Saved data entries
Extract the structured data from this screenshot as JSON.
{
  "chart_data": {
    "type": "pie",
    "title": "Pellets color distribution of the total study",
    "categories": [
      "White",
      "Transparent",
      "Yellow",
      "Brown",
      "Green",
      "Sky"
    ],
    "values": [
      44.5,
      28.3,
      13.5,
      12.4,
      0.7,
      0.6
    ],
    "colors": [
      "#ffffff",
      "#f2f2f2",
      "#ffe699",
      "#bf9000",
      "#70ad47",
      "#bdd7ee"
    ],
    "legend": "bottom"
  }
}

THE TASK = Transcribe the data above in full, exactly.

TASK OUTPUT =
Extract the structured data from this screenshot as JSON.
{
  "chart_data": {
    "type": "pie",
    "title": "Pellets color distribution of the total study",
    "categories": [
      "White",
      "Transparent",
      "Yellow",
      "Brown",
      "Green",
      "Sky"
    ],
    "values": [
      44.5,
      28.3,
      13.5,
      12.4,
      0.7,
      0.6
    ],
    "colors": [
      "#ffffff",
      "#f2f2f2",
      "#ffe699",
      "#bf9000",
      "#70ad47",
      "#bdd7ee"
    ],
    "legend": "bottom"
  }
}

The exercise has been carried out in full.